=== Data for review ===

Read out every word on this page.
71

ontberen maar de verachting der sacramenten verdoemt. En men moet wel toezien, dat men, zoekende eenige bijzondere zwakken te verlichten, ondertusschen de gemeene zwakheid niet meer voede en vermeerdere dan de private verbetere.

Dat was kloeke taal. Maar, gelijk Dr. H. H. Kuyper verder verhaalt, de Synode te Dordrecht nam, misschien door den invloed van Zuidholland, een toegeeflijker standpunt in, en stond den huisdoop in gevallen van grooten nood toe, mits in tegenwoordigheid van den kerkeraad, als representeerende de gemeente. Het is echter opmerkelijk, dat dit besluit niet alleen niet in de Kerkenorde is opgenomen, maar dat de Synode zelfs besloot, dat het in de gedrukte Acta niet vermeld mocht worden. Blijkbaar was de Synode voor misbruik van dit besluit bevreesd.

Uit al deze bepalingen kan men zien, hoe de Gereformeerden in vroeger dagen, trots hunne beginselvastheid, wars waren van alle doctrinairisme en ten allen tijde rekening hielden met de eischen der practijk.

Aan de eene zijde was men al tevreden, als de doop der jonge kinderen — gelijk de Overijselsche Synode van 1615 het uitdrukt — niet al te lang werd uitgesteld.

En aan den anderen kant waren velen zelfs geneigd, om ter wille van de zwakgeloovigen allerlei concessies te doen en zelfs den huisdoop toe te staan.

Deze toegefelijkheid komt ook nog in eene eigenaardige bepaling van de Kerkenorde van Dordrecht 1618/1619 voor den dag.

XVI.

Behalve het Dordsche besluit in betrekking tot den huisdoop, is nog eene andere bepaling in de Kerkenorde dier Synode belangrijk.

===

- _What the exercise asks_: Find every line above where the word "waren" occurs, and copy that line.

- _Answer space_:
Uit al deze bepalingen kan men zien, hoe de Gereformeerden in vroeger dagen, trots hunne beginselvastheid, wars waren van alle doctrinairisme en ten allen tijde rekening hielden met de eischen der practijk.
En aan den anderen kant waren velen zelfs geneigd, om ter wille van de zwakgeloovigen allerlei concessies te doen en zelfs den huisdoop toe te staan.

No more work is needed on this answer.